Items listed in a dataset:

######

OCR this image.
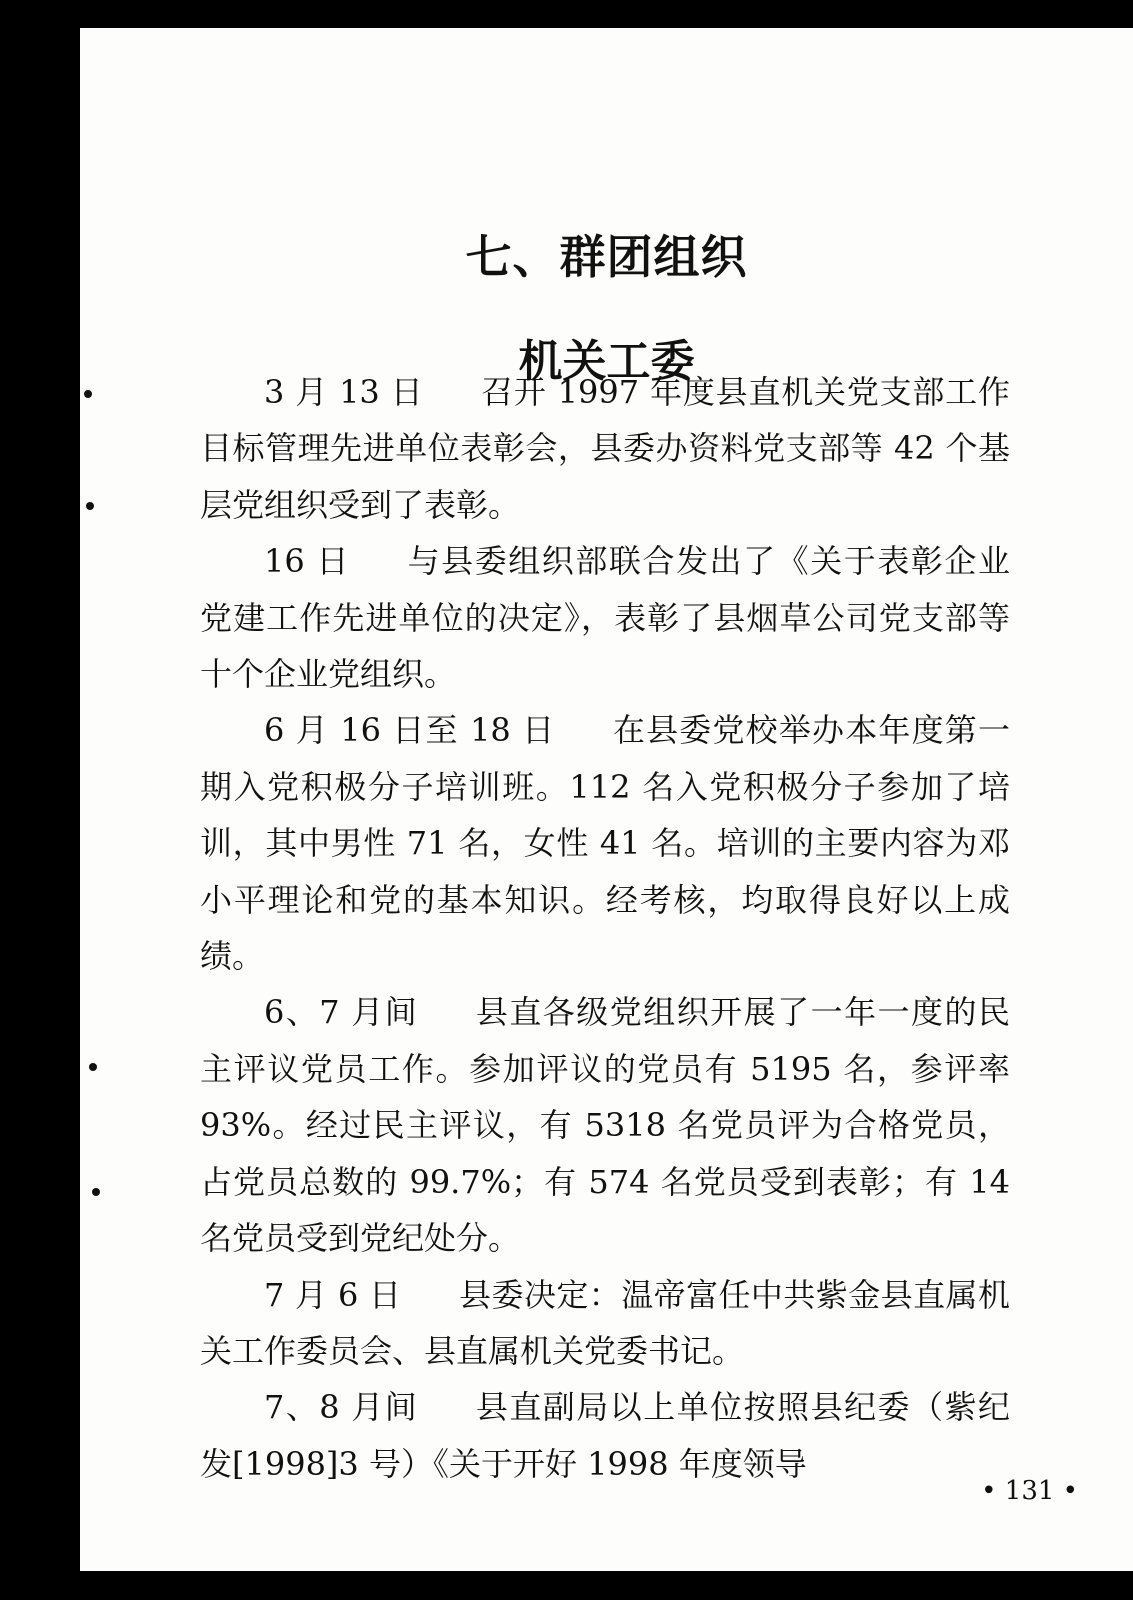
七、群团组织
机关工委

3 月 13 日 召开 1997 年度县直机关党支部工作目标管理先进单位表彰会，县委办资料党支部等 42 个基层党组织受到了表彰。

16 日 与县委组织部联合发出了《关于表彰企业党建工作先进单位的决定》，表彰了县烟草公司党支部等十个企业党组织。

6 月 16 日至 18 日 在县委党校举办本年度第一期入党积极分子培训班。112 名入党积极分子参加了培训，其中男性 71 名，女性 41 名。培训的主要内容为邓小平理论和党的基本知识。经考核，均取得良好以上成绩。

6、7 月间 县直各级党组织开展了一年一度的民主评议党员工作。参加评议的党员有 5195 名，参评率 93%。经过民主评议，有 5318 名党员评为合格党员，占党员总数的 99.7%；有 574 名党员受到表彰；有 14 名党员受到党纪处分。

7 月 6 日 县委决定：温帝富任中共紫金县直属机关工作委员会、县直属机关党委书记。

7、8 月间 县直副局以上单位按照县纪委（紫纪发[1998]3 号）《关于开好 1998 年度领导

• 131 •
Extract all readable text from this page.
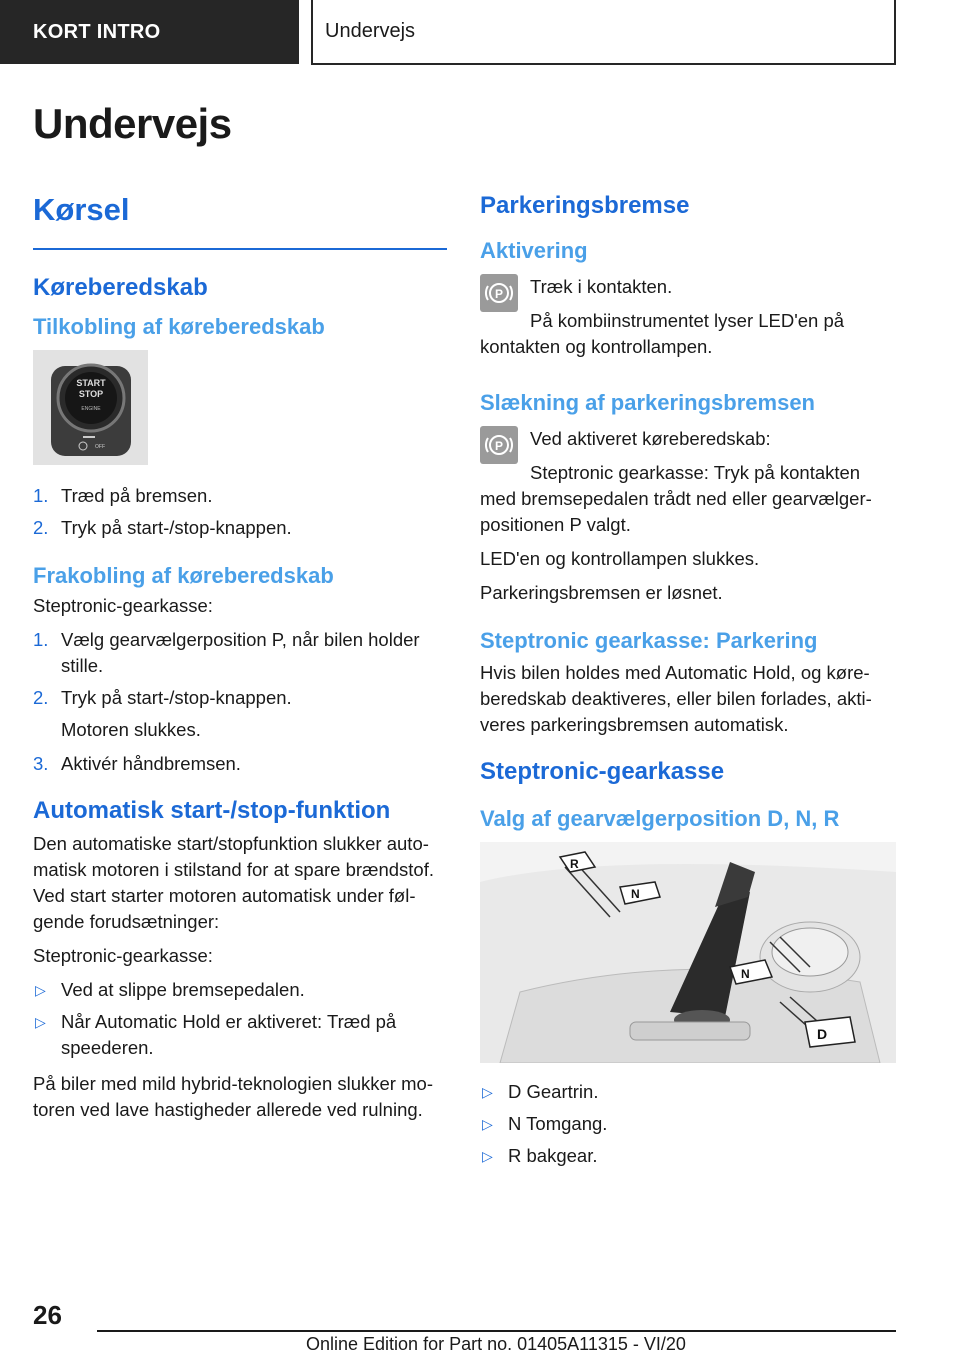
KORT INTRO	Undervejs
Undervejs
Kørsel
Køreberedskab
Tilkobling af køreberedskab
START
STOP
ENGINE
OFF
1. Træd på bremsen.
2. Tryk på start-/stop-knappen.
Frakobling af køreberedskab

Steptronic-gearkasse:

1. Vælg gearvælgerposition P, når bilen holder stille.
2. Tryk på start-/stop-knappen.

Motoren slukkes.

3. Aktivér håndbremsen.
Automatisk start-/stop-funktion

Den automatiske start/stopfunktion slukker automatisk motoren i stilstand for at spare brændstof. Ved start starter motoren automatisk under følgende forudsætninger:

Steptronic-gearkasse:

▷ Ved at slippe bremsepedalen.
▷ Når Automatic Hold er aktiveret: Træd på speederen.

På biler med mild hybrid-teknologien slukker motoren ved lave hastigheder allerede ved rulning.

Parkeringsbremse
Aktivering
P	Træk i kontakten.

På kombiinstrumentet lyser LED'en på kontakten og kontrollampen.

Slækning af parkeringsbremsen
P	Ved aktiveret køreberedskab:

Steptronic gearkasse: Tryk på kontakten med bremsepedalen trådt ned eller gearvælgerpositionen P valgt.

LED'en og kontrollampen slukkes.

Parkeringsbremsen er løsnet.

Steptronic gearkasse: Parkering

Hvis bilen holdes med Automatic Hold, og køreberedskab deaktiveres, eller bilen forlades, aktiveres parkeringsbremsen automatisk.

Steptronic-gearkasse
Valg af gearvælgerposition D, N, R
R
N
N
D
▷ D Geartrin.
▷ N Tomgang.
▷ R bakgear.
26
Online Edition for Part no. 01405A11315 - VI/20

######

WHAT YOU WILL DO:
Copy each line of the preceding data that contains the string "this".

CORRECT ANSWER:
OCR this image.
Extract all readable text from this page.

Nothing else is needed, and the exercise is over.